Estive na sede da CBF na terça-feira (4) para conversar com o presidente da Comissão de Arbitragem, o coronel Marcos Marinho, sobre o atual momento da arbitragem brasileira. O objetivo era buscar uma avaliação do dirigente sobre os motivos que causaram a queda de rendimento dos árbitros e projetar a expectativa pelo uso do VAR na próxima temporada. A surpresa foi descobrir que a implementação do árbitro de vídeo no Brasileirão 2019 está longe de ser uma certeza. Assista ao vídeo e ouça o áudio da entrevista no final da matéria.
Há muitas pendências que precisam ser resolvidas para que todas as exigências da International Football Association Board (Ifab, o órgão que regulamenta as regras do futebol) sejam cumpridas, de acordo com Marinho. A principal delas diz respeito aos direitos de televisão. O Atlético-PR, por exemplo, assinou contrato com o Esporte Interativo para transmissão em canal fechado.
Ao mesmo tempo, o clube paranaense ainda não renovou contrato com a Globo para que as partidas possam ser mostradas em TV aberta ou paga no sistema de pay-per-view. O gerente de planejamento do VAR na CBF, Ricardo Bretas, acompanha de perto o desfecho dessa e de outras questões, que precisam ser resolvidas até a realização do conselho técnico dos clubes, em fevereiro. Esse evento será o momento para que os clubes votem a favor ou contra o uso do árbitro de vídeo. Em 2018, Grêmio e Inter foram favoráveis.

- **DADOS FORNECIDOS**:
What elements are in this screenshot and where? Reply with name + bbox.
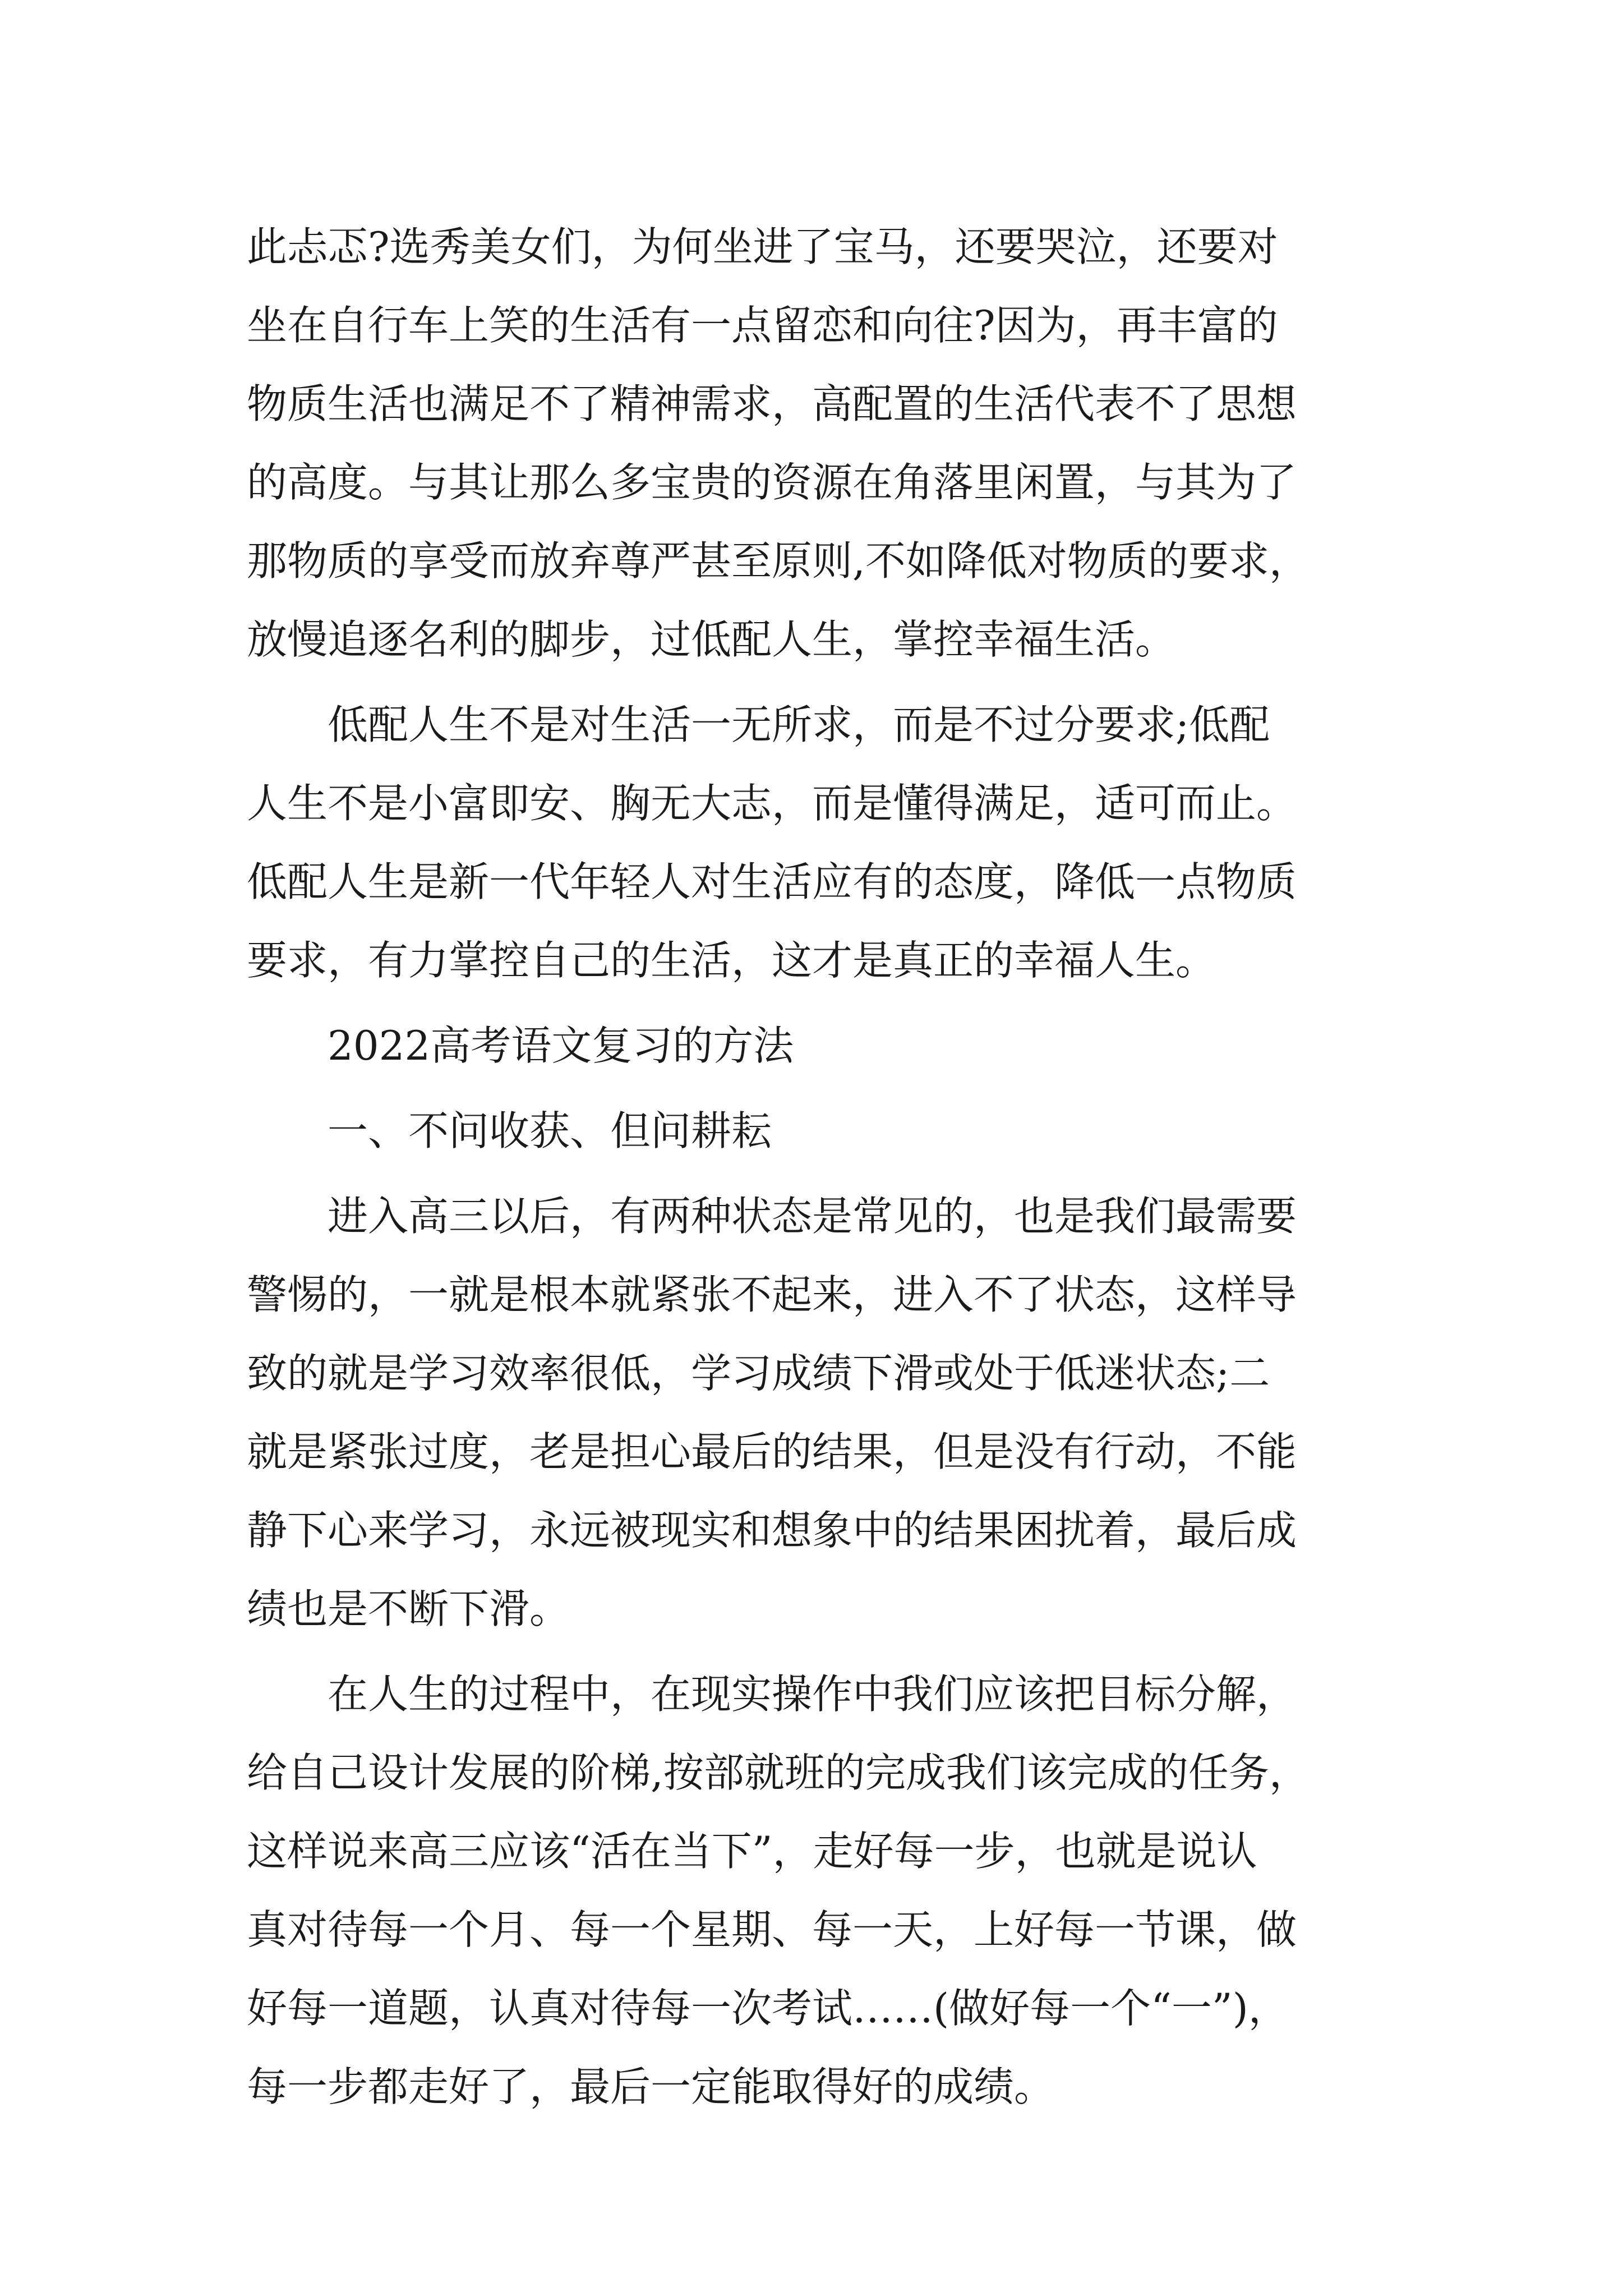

- **INSTRUÇÃO A**: Liste todos os clubes de futebol citados no texto sobre o árbitro de vídeo no Brasileirão.
- **INSTRUÇÃO B**: Transcreva, sem alterações, o trecho do texto sobre o árbitro de vídeo no Brasileirão começando em "Há muitas pendências" e seguindo até "em canal fechado.".

- **RESPOSTA CORRETA A**: Atlético-PR, Grêmio e Inter.

- **RESPOSTA CORRETA B**:
Há muitas pendências que precisam ser resolvidas para que todas as exigências da International Football Association Board (Ifab, o órgão que regulamenta as regras do futebol) sejam cumpridas, de acordo com Marinho. A principal delas diz respeito aos direitos de televisão. O Atlético-PR, por exemplo, assinou contrato com o Esporte Interativo para transmissão em canal fechado.